Copy out every record below exactly as written, but leave out any pictures.

** START Exercise material **

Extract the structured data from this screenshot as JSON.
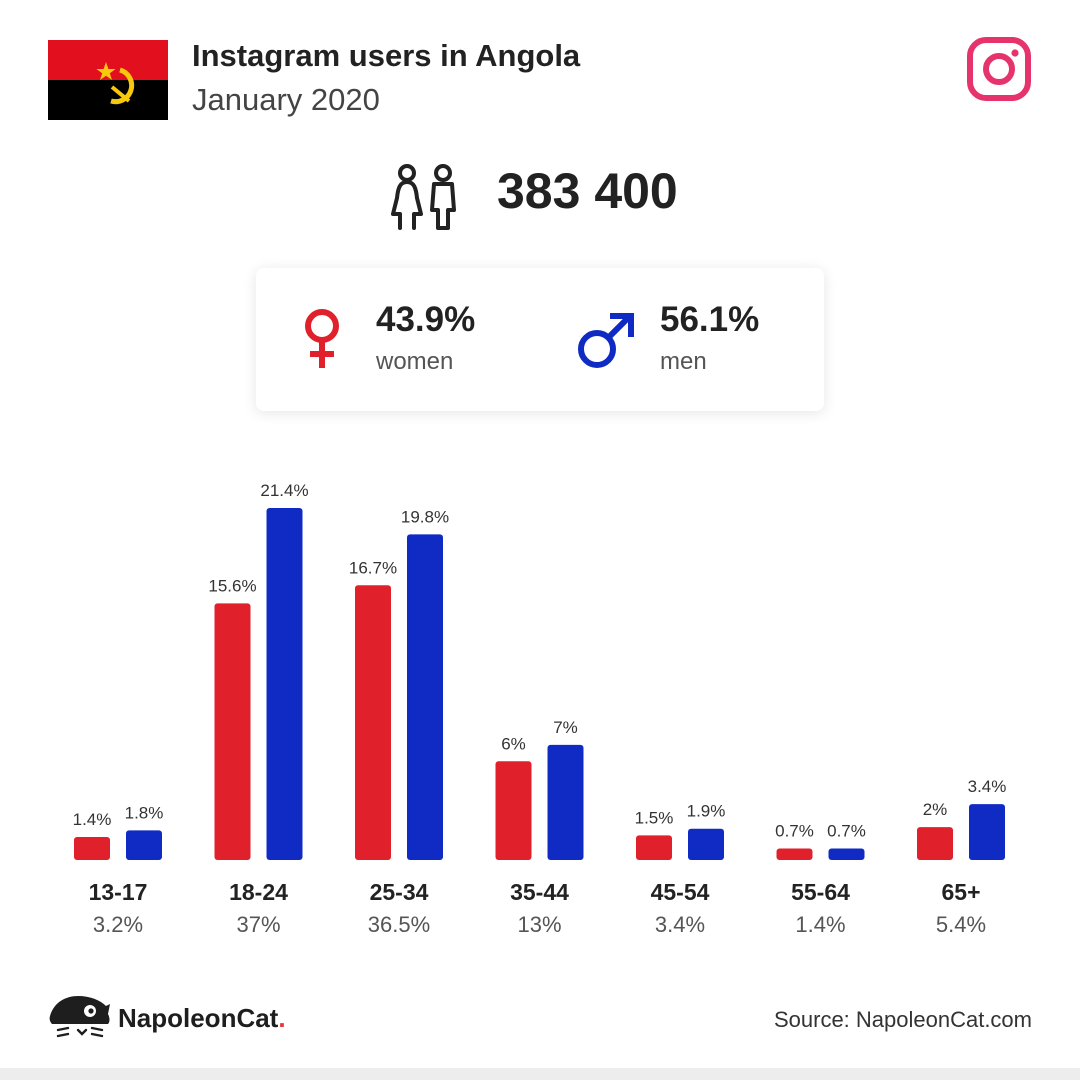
{
  "header": {
    "title": "Instagram users in Angola",
    "subtitle": "January 2020",
    "flag_icon": "angola-flag",
    "logo_icon": "instagram-logo-icon"
  },
  "total": {
    "value": "383 400",
    "icon": "people-icon"
  },
  "gender": {
    "women_pct": "43.9%",
    "women_label": "women",
    "men_pct": "56.1%",
    "men_label": "men",
    "women_color": "#e0202a",
    "men_color": "#102bc4"
  },
  "chart_data": {
    "type": "bar",
    "categories": [
      "13-17",
      "18-24",
      "25-34",
      "35-44",
      "45-54",
      "55-64",
      "65+"
    ],
    "category_totals": [
      "3.2%",
      "37%",
      "36.5%",
      "13%",
      "3.4%",
      "1.4%",
      "5.4%"
    ],
    "series": [
      {
        "color": "#e0202a",
        "values": [
          1.4,
          15.6,
          16.7,
          6,
          1.5,
          0.7,
          2
        ],
        "labels": [
          "1.4%",
          "15.6%",
          "16.7%",
          "6%",
          "1.5%",
          "0.7%",
          "2%"
        ]
      },
      {
        "color": "#102bc4",
        "values": [
          1.8,
          21.4,
          19.8,
          7,
          1.9,
          0.7,
          3.4
        ],
        "labels": [
          "1.8%",
          "21.4%",
          "19.8%",
          "7%",
          "1.9%",
          "0.7%",
          "3.4%"
        ]
      }
    ],
    "ylim": [
      0,
      21.4
    ],
    "grid": false
  },
  "footer": {
    "brand": "NapoleonCat",
    "brand_dot": ".",
    "brand_icon": "napoleoncat-logo-icon",
    "source": "Source: NapoleonCat.com"
  }
}
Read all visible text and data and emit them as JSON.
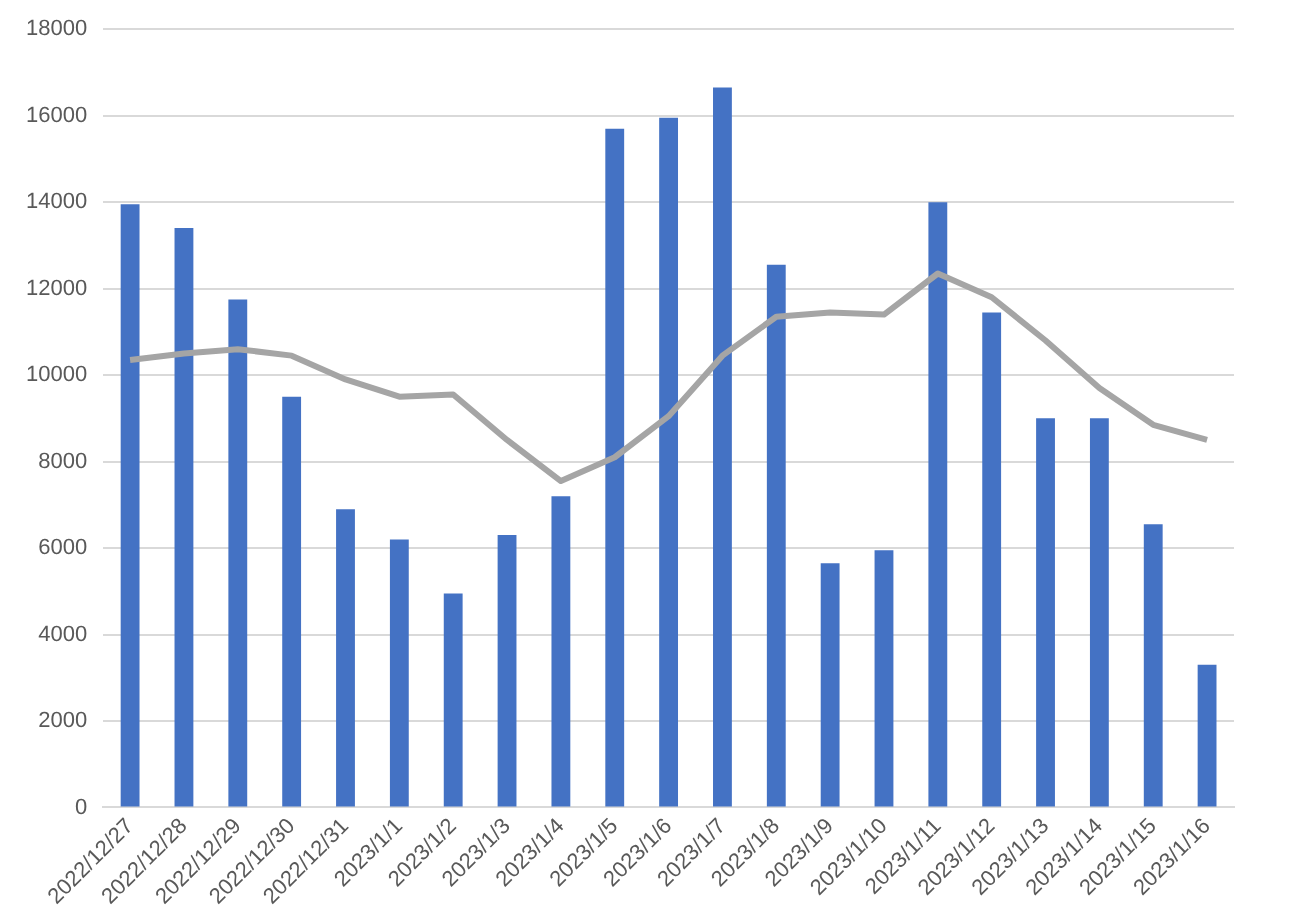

** END Exercise material **

● **Written reply**:
Extract the structured data from this screenshot as JSON.
{
  "header": {
    "title": "Instagram users in Angola",
    "subtitle": "January 2020",
    "flag_icon": "angola-flag",
    "logo_icon": "instagram-logo-icon"
  },
  "total": {
    "value": "383 400",
    "icon": "people-icon"
  },
  "gender": {
    "women_pct": "43.9%",
    "women_label": "women",
    "men_pct": "56.1%",
    "men_label": "men",
    "women_color": "#e0202a",
    "men_color": "#102bc4"
  },
  "chart_data": {
    "type": "bar",
    "categories": [
      "13-17",
      "18-24",
      "25-34",
      "35-44",
      "45-54",
      "55-64",
      "65+"
    ],
    "category_totals": [
      "3.2%",
      "37%",
      "36.5%",
      "13%",
      "3.4%",
      "1.4%",
      "5.4%"
    ],
    "series": [
      {
        "color": "#e0202a",
        "values": [
          1.4,
          15.6,
          16.7,
          6,
          1.5,
          0.7,
          2
        ],
        "labels": [
          "1.4%",
          "15.6%",
          "16.7%",
          "6%",
          "1.5%",
          "0.7%",
          "2%"
        ]
      },
      {
        "color": "#102bc4",
        "values": [
          1.8,
          21.4,
          19.8,
          7,
          1.9,
          0.7,
          3.4
        ],
        "labels": [
          "1.8%",
          "21.4%",
          "19.8%",
          "7%",
          "1.9%",
          "0.7%",
          "3.4%"
        ]
      }
    ],
    "ylim": [
      0,
      21.4
    ],
    "grid": false
  },
  "footer": {
    "brand": "NapoleonCat",
    "brand_dot": ".",
    "brand_icon": "napoleoncat-logo-icon",
    "source": "Source: NapoleonCat.com"
  }
}
Read all visible text and data and emit them as JSON.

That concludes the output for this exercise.